-- Start Raw data --

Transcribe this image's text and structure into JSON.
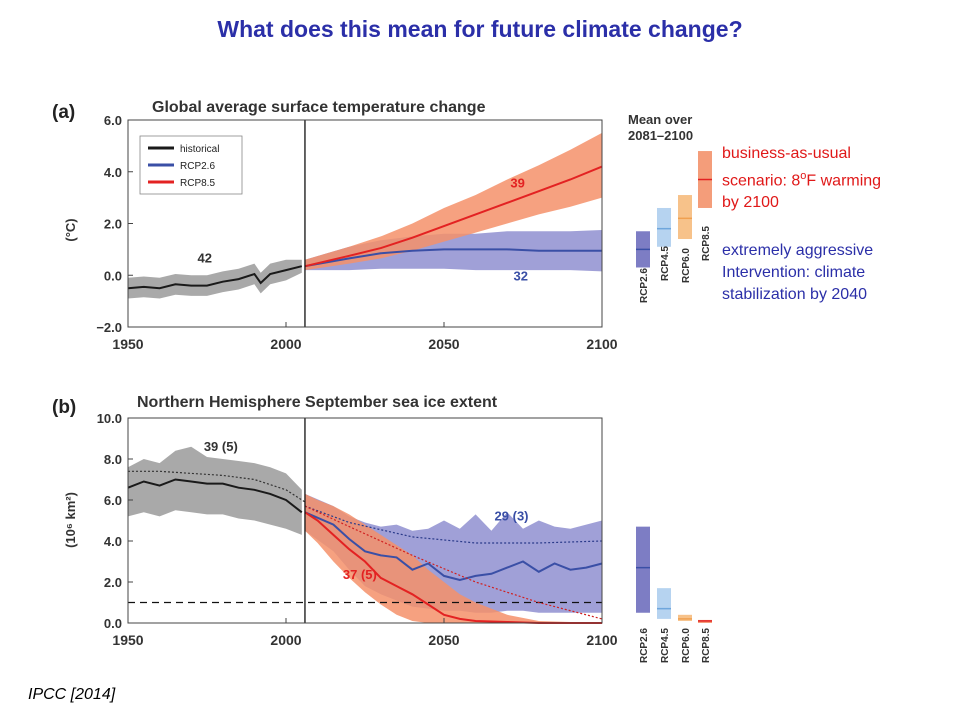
{
  "slide": {
    "title": "What does this mean for future climate change?",
    "annotation_red_line1": "business-as-usual",
    "annotation_red_line2_pre": "scenario: 8",
    "annotation_red_line2_sup": "o",
    "annotation_red_line2_post": "F warming",
    "annotation_red_line3": "by 2100",
    "annotation_blue_line1": "extremely aggressive",
    "annotation_blue_line2": "Intervention: climate",
    "annotation_blue_line3": "stabilization by 2040",
    "source": "IPCC [2014]"
  },
  "colors": {
    "historical": "#1a1a1a",
    "rcp26": "#3a4fa6",
    "rcp85": "#e32222",
    "rcp45": "#6fa6dc",
    "rcp60": "#f0a050",
    "band_hist": "#9a9a9a",
    "band_rcp26": "#8f8fd0",
    "band_rcp85": "#f4906a"
  },
  "chart_data": [
    {
      "type": "line",
      "panel": "(a)",
      "title": "Global average surface temperature change",
      "ylabel": "(°C)",
      "xlim": [
        1950,
        2100
      ],
      "ylim": [
        -2,
        6
      ],
      "xticks": [
        "1950",
        "2000",
        "2050",
        "2100"
      ],
      "yticks": [
        "−2.0",
        "0.0",
        "2.0",
        "4.0",
        "6.0"
      ],
      "legend": [
        "historical",
        "RCP2.6",
        "RCP8.5"
      ],
      "legend_position": "top-left",
      "vline_x": 2006,
      "labels": {
        "n_hist": "42",
        "n_rcp85": "39",
        "n_rcp26": "32"
      },
      "series": [
        {
          "name": "historical",
          "x": [
            1950,
            1955,
            1960,
            1965,
            1970,
            1975,
            1980,
            1985,
            1990,
            1992,
            1995,
            2000,
            2005
          ],
          "y": [
            -0.5,
            -0.45,
            -0.5,
            -0.35,
            -0.4,
            -0.4,
            -0.25,
            -0.15,
            0.05,
            -0.3,
            0.05,
            0.2,
            0.35
          ],
          "band_lo": [
            -0.9,
            -0.85,
            -0.9,
            -0.75,
            -0.8,
            -0.8,
            -0.65,
            -0.55,
            -0.35,
            -0.7,
            -0.35,
            -0.2,
            0.1
          ],
          "band_hi": [
            -0.1,
            -0.05,
            -0.1,
            0.05,
            0.0,
            0.0,
            0.15,
            0.25,
            0.45,
            0.1,
            0.45,
            0.6,
            0.6
          ]
        },
        {
          "name": "RCP2.6",
          "x": [
            2006,
            2020,
            2030,
            2040,
            2050,
            2060,
            2070,
            2080,
            2090,
            2100
          ],
          "y": [
            0.35,
            0.65,
            0.85,
            0.95,
            1.0,
            1.0,
            1.0,
            0.95,
            0.95,
            0.95
          ],
          "band_lo": [
            0.2,
            0.2,
            0.25,
            0.25,
            0.25,
            0.2,
            0.2,
            0.2,
            0.2,
            0.15
          ],
          "band_hi": [
            0.6,
            1.1,
            1.35,
            1.5,
            1.6,
            1.6,
            1.7,
            1.7,
            1.7,
            1.75
          ]
        },
        {
          "name": "RCP8.5",
          "x": [
            2006,
            2020,
            2030,
            2040,
            2050,
            2060,
            2070,
            2080,
            2090,
            2100
          ],
          "y": [
            0.35,
            0.75,
            1.05,
            1.45,
            1.9,
            2.35,
            2.8,
            3.25,
            3.7,
            4.2
          ],
          "band_lo": [
            0.2,
            0.45,
            0.65,
            0.95,
            1.3,
            1.65,
            2.0,
            2.35,
            2.65,
            3.0
          ],
          "band_hi": [
            0.6,
            1.1,
            1.5,
            2.0,
            2.6,
            3.1,
            3.7,
            4.25,
            4.85,
            5.5
          ]
        }
      ],
      "mean_bars": {
        "title_line1": "Mean over",
        "title_line2": "2081–2100",
        "scenarios": [
          "RCP2.6",
          "RCP4.5",
          "RCP6.0",
          "RCP8.5"
        ],
        "mean": [
          1.0,
          1.8,
          2.2,
          3.7
        ],
        "lo": [
          0.3,
          1.1,
          1.4,
          2.6
        ],
        "hi": [
          1.7,
          2.6,
          3.1,
          4.8
        ]
      }
    },
    {
      "type": "line",
      "panel": "(b)",
      "title": "Northern Hemisphere September sea ice extent",
      "ylabel": "(10⁶ km²)",
      "xlim": [
        1950,
        2100
      ],
      "ylim": [
        0,
        10
      ],
      "xticks": [
        "1950",
        "2000",
        "2050",
        "2100"
      ],
      "yticks": [
        "0.0",
        "2.0",
        "4.0",
        "6.0",
        "8.0",
        "10.0"
      ],
      "vline_x": 2006,
      "threshold_y": 1.0,
      "labels": {
        "n_hist": "39 (5)",
        "n_rcp26": "29 (3)",
        "n_rcp85": "37 (5)"
      },
      "series": [
        {
          "name": "historical",
          "x": [
            1950,
            1955,
            1960,
            1965,
            1970,
            1975,
            1980,
            1985,
            1990,
            1995,
            2000,
            2005
          ],
          "y": [
            6.6,
            6.9,
            6.7,
            7.0,
            6.9,
            6.8,
            6.8,
            6.6,
            6.5,
            6.3,
            6.0,
            5.4
          ],
          "band_lo": [
            5.2,
            5.4,
            5.2,
            5.5,
            5.4,
            5.3,
            5.3,
            5.1,
            5.0,
            4.8,
            4.6,
            4.3
          ],
          "band_hi": [
            7.6,
            8.0,
            7.8,
            8.4,
            8.6,
            8.1,
            8.0,
            7.9,
            7.8,
            7.6,
            7.3,
            6.5
          ]
        },
        {
          "name": "historical-observed-dotted",
          "x": [
            1950,
            1960,
            1970,
            1980,
            1990,
            2000,
            2006
          ],
          "y": [
            7.4,
            7.4,
            7.3,
            7.2,
            7.0,
            6.5,
            5.9
          ]
        },
        {
          "name": "RCP2.6",
          "x": [
            2006,
            2015,
            2020,
            2025,
            2030,
            2035,
            2040,
            2045,
            2050,
            2055,
            2060,
            2065,
            2070,
            2075,
            2080,
            2085,
            2090,
            2095,
            2100
          ],
          "y": [
            5.4,
            4.8,
            4.1,
            3.5,
            3.3,
            3.2,
            2.6,
            2.9,
            2.3,
            2.1,
            2.3,
            2.4,
            2.7,
            3.0,
            2.5,
            2.9,
            2.6,
            2.7,
            2.9
          ],
          "band_lo": [
            4.5,
            3.5,
            2.6,
            1.8,
            1.4,
            1.1,
            0.8,
            0.7,
            0.6,
            0.6,
            0.5,
            0.5,
            0.6,
            0.6,
            0.5,
            0.5,
            0.5,
            0.5,
            0.5
          ],
          "band_hi": [
            6.3,
            5.7,
            5.2,
            4.9,
            4.7,
            4.8,
            4.5,
            4.6,
            5.0,
            4.6,
            5.3,
            4.5,
            5.4,
            4.6,
            5.0,
            4.7,
            4.6,
            4.8,
            5.0
          ]
        },
        {
          "name": "RCP2.6-observed-dotted",
          "x": [
            2006,
            2020,
            2040,
            2060,
            2080,
            2100
          ],
          "y": [
            5.7,
            4.9,
            4.2,
            3.9,
            3.9,
            4.0
          ]
        },
        {
          "name": "RCP8.5",
          "x": [
            2006,
            2010,
            2015,
            2020,
            2025,
            2030,
            2035,
            2040,
            2045,
            2050,
            2055,
            2060,
            2070,
            2080,
            2090,
            2100
          ],
          "y": [
            5.4,
            5.0,
            4.3,
            3.6,
            3.0,
            2.2,
            1.8,
            1.4,
            0.9,
            0.4,
            0.2,
            0.1,
            0.05,
            0.0,
            0.0,
            0.0
          ],
          "band_lo": [
            4.5,
            3.9,
            3.0,
            2.2,
            1.5,
            0.9,
            0.4,
            0.1,
            0.0,
            0.0,
            0.0,
            0.0,
            0.0,
            0.0,
            0.0,
            0.0
          ],
          "band_hi": [
            6.3,
            6.0,
            5.7,
            5.3,
            4.8,
            4.3,
            3.8,
            3.3,
            2.6,
            2.0,
            1.4,
            1.0,
            0.4,
            0.1,
            0.05,
            0.05
          ]
        },
        {
          "name": "RCP8.5-observed-dotted",
          "x": [
            2006,
            2020,
            2040,
            2060,
            2080,
            2100
          ],
          "y": [
            5.7,
            4.7,
            3.3,
            2.0,
            1.0,
            0.2
          ]
        }
      ],
      "mean_bars": {
        "scenarios": [
          "RCP2.6",
          "RCP4.5",
          "RCP6.0",
          "RCP8.5"
        ],
        "mean": [
          2.7,
          0.7,
          0.2,
          0.1
        ],
        "lo": [
          0.5,
          0.2,
          0.1,
          0.0
        ],
        "hi": [
          4.7,
          1.7,
          0.4,
          0.15
        ]
      }
    }
  ]
}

-- End Raw data --

▸ Request: Gather every line from the entries above where the word "this" appears, and copy them.

▸ Written response:
Transcribe this image's text and structure into JSON.
    "title": "What does this mean for future climate change?",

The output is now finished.